◆ **EXERCISE AIM**
Report only the number of lines in this material that include the string "cœur".

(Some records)
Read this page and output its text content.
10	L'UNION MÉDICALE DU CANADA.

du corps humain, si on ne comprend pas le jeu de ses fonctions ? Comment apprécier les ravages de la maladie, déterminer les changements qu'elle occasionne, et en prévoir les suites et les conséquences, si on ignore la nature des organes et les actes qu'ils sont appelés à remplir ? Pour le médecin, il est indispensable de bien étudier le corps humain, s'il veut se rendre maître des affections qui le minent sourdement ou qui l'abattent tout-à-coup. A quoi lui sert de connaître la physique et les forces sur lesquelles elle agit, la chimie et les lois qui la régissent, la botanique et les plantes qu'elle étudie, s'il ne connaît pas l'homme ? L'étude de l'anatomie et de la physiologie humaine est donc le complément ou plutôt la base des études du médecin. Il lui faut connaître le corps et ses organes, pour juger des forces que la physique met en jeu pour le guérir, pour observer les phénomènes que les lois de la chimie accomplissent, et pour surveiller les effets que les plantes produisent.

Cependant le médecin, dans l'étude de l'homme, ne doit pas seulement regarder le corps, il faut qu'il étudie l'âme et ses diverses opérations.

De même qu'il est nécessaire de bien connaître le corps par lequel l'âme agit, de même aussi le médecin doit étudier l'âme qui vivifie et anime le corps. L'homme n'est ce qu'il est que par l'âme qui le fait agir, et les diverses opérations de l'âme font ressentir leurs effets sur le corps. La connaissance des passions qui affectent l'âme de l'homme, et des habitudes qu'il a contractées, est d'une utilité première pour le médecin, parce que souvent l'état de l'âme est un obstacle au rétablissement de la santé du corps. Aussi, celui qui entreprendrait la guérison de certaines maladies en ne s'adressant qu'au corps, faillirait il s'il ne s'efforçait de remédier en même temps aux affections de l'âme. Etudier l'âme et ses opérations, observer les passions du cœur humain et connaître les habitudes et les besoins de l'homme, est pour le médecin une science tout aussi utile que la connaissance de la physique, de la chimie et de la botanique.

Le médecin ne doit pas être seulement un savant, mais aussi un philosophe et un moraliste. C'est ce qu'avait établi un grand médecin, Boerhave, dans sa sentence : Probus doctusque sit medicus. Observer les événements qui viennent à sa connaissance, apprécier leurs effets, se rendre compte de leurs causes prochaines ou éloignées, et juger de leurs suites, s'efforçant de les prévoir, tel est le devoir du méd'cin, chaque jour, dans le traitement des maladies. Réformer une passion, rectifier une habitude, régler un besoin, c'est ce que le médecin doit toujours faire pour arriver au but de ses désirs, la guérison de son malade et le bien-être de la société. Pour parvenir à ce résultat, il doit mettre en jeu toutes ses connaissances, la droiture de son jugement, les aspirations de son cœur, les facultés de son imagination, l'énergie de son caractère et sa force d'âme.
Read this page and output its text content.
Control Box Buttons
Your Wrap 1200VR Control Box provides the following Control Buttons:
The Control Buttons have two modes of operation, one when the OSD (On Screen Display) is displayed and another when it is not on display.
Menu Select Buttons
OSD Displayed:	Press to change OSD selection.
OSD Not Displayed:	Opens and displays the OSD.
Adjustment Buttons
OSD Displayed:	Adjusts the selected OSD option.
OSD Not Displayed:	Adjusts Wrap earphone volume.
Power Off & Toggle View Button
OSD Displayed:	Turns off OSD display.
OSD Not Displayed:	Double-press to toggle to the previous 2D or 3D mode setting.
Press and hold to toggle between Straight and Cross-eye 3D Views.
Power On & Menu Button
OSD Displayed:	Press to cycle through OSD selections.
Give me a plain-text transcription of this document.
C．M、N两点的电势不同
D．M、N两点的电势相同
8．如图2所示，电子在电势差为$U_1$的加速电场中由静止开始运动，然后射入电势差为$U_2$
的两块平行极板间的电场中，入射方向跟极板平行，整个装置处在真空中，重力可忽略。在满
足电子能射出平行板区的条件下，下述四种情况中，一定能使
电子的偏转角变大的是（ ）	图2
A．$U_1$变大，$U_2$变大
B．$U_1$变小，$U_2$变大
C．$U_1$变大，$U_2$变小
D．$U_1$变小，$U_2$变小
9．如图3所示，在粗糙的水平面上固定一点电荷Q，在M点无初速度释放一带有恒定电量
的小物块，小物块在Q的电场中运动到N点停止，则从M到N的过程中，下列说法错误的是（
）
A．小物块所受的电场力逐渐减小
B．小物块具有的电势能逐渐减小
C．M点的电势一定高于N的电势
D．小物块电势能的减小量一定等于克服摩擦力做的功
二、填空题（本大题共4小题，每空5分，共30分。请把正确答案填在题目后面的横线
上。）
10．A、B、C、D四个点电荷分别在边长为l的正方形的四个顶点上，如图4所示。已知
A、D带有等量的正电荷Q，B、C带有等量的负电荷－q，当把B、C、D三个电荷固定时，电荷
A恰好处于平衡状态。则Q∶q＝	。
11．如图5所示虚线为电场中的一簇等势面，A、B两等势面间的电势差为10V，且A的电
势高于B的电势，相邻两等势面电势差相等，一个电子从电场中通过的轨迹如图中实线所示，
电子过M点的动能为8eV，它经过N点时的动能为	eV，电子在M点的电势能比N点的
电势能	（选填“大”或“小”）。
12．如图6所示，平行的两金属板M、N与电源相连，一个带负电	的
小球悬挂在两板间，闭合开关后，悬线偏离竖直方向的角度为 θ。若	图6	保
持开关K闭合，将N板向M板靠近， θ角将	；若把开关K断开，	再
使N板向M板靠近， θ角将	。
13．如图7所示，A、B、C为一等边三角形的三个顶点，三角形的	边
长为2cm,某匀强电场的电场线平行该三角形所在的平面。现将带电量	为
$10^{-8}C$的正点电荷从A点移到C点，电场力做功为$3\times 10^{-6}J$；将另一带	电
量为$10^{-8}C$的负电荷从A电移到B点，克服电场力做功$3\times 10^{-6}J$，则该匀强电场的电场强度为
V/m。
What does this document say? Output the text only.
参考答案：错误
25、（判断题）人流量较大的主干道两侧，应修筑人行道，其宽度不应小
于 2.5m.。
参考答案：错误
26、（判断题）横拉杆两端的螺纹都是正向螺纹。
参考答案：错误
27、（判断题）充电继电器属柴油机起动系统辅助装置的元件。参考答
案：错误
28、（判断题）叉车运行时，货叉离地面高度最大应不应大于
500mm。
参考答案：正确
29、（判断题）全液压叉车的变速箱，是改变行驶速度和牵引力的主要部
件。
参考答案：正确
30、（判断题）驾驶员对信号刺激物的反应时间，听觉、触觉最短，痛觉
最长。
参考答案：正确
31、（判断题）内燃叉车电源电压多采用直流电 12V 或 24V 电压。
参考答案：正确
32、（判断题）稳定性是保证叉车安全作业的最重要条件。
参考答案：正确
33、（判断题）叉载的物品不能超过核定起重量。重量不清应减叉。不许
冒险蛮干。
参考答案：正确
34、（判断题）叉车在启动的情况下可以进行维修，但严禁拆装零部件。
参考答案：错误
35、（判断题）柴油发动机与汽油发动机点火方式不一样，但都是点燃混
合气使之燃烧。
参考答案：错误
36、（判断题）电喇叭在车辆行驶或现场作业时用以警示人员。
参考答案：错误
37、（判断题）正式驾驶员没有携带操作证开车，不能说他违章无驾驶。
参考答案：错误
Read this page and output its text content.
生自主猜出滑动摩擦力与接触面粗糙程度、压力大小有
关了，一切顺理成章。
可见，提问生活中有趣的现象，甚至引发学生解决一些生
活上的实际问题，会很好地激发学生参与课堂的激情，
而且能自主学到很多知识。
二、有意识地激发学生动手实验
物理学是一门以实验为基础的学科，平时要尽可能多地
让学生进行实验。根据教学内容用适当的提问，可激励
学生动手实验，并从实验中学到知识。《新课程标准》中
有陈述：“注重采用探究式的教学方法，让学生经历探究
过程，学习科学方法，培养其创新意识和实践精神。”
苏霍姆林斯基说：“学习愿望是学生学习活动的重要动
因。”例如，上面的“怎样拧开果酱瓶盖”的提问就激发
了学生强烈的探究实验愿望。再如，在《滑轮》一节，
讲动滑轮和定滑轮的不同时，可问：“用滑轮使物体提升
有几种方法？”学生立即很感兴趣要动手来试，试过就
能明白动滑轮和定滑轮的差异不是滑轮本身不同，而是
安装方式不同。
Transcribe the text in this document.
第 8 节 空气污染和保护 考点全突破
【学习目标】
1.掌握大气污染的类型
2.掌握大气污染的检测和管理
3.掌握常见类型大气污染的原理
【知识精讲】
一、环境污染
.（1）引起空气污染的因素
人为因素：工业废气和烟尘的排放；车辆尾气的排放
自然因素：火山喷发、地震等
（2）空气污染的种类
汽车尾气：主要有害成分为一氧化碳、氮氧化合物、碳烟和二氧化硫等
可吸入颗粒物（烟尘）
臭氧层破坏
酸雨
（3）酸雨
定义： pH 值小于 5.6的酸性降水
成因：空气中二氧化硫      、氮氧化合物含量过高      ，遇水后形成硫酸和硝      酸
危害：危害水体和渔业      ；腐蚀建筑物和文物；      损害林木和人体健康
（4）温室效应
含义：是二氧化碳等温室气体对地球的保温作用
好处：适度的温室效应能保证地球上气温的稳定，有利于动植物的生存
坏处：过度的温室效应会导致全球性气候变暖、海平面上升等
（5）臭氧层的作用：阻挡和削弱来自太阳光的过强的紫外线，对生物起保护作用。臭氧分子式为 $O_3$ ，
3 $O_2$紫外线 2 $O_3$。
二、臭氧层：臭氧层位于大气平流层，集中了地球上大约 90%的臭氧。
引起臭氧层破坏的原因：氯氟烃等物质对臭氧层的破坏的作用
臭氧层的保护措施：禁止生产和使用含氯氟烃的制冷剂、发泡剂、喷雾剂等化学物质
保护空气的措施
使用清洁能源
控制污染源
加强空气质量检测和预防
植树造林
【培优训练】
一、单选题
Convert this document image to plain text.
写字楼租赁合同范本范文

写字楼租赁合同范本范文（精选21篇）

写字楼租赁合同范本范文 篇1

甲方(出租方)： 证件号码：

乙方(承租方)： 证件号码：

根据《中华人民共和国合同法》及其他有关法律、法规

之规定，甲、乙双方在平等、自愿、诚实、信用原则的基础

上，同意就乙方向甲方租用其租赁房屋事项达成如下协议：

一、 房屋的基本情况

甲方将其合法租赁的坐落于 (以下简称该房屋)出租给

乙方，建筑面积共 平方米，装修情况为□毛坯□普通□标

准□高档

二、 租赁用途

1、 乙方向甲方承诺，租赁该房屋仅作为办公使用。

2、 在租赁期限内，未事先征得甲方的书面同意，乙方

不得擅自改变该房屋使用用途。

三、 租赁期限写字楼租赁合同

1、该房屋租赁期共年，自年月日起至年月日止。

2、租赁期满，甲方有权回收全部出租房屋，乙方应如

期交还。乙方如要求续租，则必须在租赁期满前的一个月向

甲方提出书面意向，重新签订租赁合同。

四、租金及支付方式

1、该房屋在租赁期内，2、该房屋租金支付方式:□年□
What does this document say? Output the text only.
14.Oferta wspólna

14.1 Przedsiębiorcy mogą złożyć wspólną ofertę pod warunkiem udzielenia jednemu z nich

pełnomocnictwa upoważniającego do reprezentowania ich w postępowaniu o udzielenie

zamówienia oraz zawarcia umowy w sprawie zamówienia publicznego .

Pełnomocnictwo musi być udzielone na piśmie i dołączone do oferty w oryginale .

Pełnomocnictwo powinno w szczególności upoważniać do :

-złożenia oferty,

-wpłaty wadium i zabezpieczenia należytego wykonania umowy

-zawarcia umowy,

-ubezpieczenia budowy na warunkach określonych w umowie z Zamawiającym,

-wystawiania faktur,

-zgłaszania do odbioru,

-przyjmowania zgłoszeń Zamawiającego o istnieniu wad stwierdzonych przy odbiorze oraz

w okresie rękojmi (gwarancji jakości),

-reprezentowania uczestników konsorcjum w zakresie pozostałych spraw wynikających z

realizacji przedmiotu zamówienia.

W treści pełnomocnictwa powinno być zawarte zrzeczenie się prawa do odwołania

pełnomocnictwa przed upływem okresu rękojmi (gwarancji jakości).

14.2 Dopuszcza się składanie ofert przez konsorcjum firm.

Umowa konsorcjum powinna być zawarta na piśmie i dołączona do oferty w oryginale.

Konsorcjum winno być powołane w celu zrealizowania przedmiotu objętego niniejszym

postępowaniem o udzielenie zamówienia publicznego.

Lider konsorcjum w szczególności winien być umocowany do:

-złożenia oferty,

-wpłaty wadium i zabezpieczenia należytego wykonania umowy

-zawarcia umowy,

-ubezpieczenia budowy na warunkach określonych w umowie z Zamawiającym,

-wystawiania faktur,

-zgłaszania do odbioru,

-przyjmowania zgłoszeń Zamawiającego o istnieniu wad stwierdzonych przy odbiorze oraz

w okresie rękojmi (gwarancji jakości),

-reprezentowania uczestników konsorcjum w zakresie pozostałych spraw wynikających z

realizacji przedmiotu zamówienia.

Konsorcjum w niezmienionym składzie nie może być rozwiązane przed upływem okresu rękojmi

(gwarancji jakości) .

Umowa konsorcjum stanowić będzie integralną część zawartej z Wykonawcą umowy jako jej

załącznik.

◆ **CORRECT OUTPUT**
2